‘Merkez’ yan yoldan döndü

Güncelleme Tarihi:

‘Merkez’ yan yoldan döndü
Oluşturulma Tarihi: Nisan 04, 2014 01:18

“Ocak sonunda kimine göre ‘can yakan’ bir artışla yüzde 10’a çekilen faiz oranı bile çekirdek enflasyon eğilimi için yeterince baraj oluşturmuyor.”

Haberin Devamı

KISA vadeli faizi Ocak ayında yüzde 10’a çekerek sıkılaştırma yapan Merkez Bankası, döviz kurunda göreli bir durulmanın ardından ‘yan yollarla’ gevşetmenin arayışına girmişti. ‘Yan yol’ da, kendisinde tutulan TL cinsi zorunlu karşılıklara faiz ödeme seçeneğini gündeme sokmasıydı. Geçen ayki Para Politikası Kurulu toplantısında, “zorunlu karşılıklara kısmi faiz ödenmesi ile ilgili olarak ilerde yapılabilecek bir düzenlemenin ölçülü ve sınırlı tutulmasının uygun bir yaklaşım olabileceği” tartışılmıştı. Merkez Bankası’nın TL karşılıklara faiz ödemesi bankaların kredi maliyetlerini aşağı çeker. Verilen mesaj da budur; ‘kredi faizlerinizi daha fazla yukarı çekmeyin, bunun bir bölümünü size iade edeceğim’. Ancak Merkez Bankası’nın hangi ölçüde, yüzde kaç faiz vereceği bilinmediğinden, fazlasıyla abartılı senaryolar yaratıldı.

### Görevler
1) Metin alıntısına göre Merkez Bankası Ocak ayında kısa vadeli faizi yüzde kaça çekmiştir?
2) Merkez Bankası'nın zorunlu karşılıklara faiz ödemesini konu alan metin alıntısını son cümlesinden sonra sürdürünüz.

### Sağlanan Veriler
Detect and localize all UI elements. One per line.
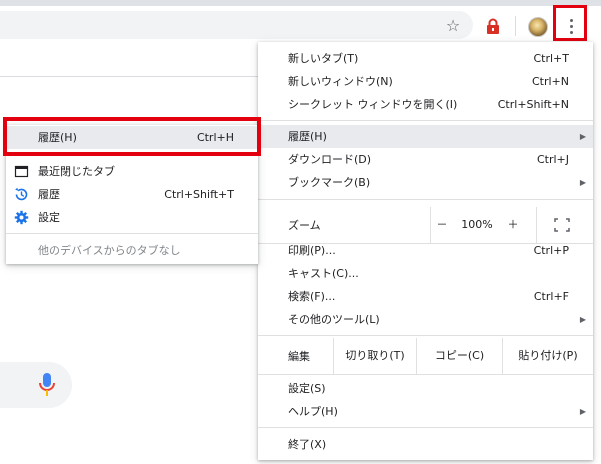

### Sıralı Yanıtlar
1) Yüzde 10'a.

2)
NORMALLEŞTİRME

Haberin Devamı

Henüz enflasyon görünümü de, ufuktaki sis de dağılmamışken Merkez Bankası ne yapmaya çalıyordu? Bana kalırsa bu manevra, beklentileri yönlendirme, özellikle de döviz kurunu aşağı itme çabasına yönelikti. Bu yolla işlerin ‘normalleştirileceği’ düşünülmüş olabilir. Eğer Merkez Bankası TL karşılıklara görece yüksek bir faiz öderse bankalar için iki sonucu olacak; biri TL karşılık tutanların maliyeti azalacak. İkincisi Merkez Bankası’nda TL karşılıklarının yerine tutulan döviz karşılıklarının üst diliminin cazibesi azalacak, piyasaya bir miktar döviz geri dönecek, bunların bir kısmı bozdurulacak, o da kurları aşağı çekecekti. Tüm bunlar ne kadar faiz verileceğine bağlı.

ÇEKİRDEK EĞİLİMİ

Başkan Erdem Başçı, dün Londra’da bu faiz oranının 2.5-3 olabileceğini söyledi. Bunun takviminin de ihtiyaçlara; bankacılık ve kredi gelişmelerine bağlı olduğunu açıkladı. Hesabıma göre, TL karşılıklara 3 puanlık bir faiz ödemesi, bankaların kredi maliyetini kabaca yüzde 0.2 düşürür. Böylece, ay sonundaki PPK toplantısında verilen ‘yan yoldan gevşetme’ mesajıyla, dün Başçı’nın Londra’dan verdiği mesajlar farklılaşmış oldu. Ne değişti? Çünkü dün sabah açıklanan verilerde görüldü ki; enflasyonda belirgin bir bozulma var. Değişen şu; çekirdek enflasyon son 7 yılın en yüksek seviyesi olan yüzde 9.3’e yükseldi. Bunun anlamı; tüm mevsimsel ve yan etkiler temizlenmiş ana enflasyon eğilimi iki haneyi zorluyor. Peki, enflasyona dur demek için uygulanan faiz ne? Yüzde 10. Öyle ki, Ocak sonunda kimine göre ‘can yakan’ bir artışla yüzde 10’a çekilen faiz oranı bile çekirdek enflasyon eğilimi için yeterince baraj oluşturmuyor.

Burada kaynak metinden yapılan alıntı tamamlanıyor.